*EXERCISE BRIEF*. Every line that holds "Point" should be shown.

*EXTRACTED RECORDS*.
____
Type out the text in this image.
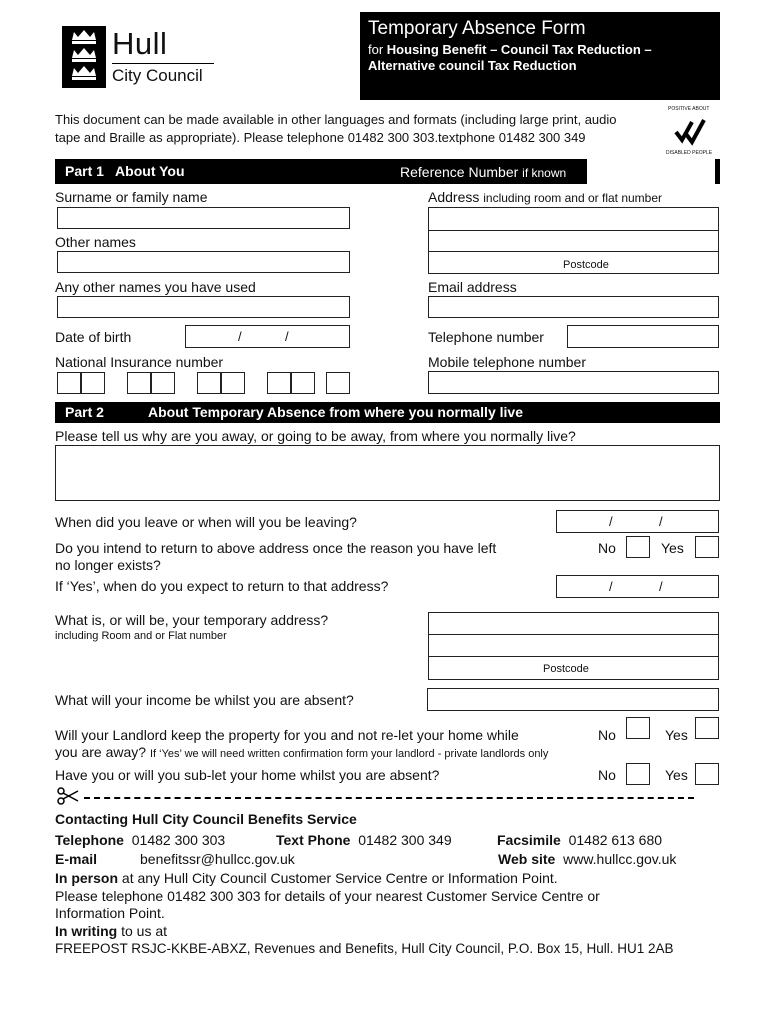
Hull
City Council
Temporary Absence Form
for Housing Benefit – Council Tax Reduction –
Alternative council Tax Reduction
This document can be made available in other languages and formats (including large print, audio
tape and Braille as appropriate). Please telephone 01482 300 303.textphone 01482 300 349
POSITIVE ABOUT
DISABLED PEOPLE
Part 1   About You	Reference Number if known
Surname or family name
Other names
Any other names you have used
Date of birth	/	/
National Insurance number
Address including room and or flat number
Postcode
Email address
Telephone number
Mobile telephone number
Part 2	About Temporary Absence from where you normally live
Please tell us why are you away, or going to be away, from where you normally live?
When did you leave or when will you be leaving?	/	/
Do you intend to return to above address once the reason you have left
no longer exists?
No	Yes
If ‘Yes’, when do you expect to return to that address?	/	/
What is, or will be, your temporary address?
including Room and or Flat number
Postcode
What will your income be whilst you are absent?
Will your Landlord keep the property for you and not re-let your home while
you are away? If ‘Yes’ we will need written confirmation form your landlord - private landlords only
No	Yes
Have you or will you sub-let your home whilst you are absent?	No	Yes
Contacting Hull City Council Benefits Service
Telephone 01482 300 303	Text Phone 01482 300 349	Facsimile 01482 613 680
E-mail	benefitssr@hullcc.gov.uk	Web site www.hullcc.gov.uk
In person at any Hull City Council Customer Service Centre or Information Point.
Please telephone 01482 300 303 for details of your nearest Customer Service Centre or
Information Point.
In writing to us at
FREEPOST RSJC-KKBE-ABXZ, Revenues and Benefits, Hull City Council, P.O. Box 15, Hull. HU1 2AB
____
*FULL RESPONSE*.
In person at any Hull City Council Customer Service Centre or Information Point.
Information Point.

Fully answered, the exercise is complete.